··· DATA PROVIDED ···

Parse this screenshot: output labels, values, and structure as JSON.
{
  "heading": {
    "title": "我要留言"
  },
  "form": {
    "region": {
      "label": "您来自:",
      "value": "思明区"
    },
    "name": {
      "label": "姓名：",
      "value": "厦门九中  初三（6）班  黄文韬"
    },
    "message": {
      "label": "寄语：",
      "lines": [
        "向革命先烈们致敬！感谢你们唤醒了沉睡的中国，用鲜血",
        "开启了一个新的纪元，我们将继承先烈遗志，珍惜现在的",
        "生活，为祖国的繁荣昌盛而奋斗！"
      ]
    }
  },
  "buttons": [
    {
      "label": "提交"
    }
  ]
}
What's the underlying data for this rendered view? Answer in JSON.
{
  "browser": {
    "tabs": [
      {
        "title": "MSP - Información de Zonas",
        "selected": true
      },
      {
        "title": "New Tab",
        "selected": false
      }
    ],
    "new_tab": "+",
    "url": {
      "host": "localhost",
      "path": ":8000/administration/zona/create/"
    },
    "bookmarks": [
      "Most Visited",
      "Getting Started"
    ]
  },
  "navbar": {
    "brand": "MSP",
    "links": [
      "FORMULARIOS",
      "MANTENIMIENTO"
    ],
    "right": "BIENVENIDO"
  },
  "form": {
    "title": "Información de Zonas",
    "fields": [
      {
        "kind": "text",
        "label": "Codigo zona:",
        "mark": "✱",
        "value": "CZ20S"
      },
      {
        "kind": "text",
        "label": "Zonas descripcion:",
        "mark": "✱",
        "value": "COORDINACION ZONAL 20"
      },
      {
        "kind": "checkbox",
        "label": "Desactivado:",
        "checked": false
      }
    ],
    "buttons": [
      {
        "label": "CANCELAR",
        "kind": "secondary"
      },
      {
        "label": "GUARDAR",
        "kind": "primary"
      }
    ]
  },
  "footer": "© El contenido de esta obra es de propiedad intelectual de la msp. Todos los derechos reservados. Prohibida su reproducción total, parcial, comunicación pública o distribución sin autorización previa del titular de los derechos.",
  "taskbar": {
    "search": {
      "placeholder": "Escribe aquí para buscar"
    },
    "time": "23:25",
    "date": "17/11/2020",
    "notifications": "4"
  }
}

···

- SET TASK -
Of all the lines in the entries, how many contain the word "Información"? Give only the number.

- COMPLETED TASK -
2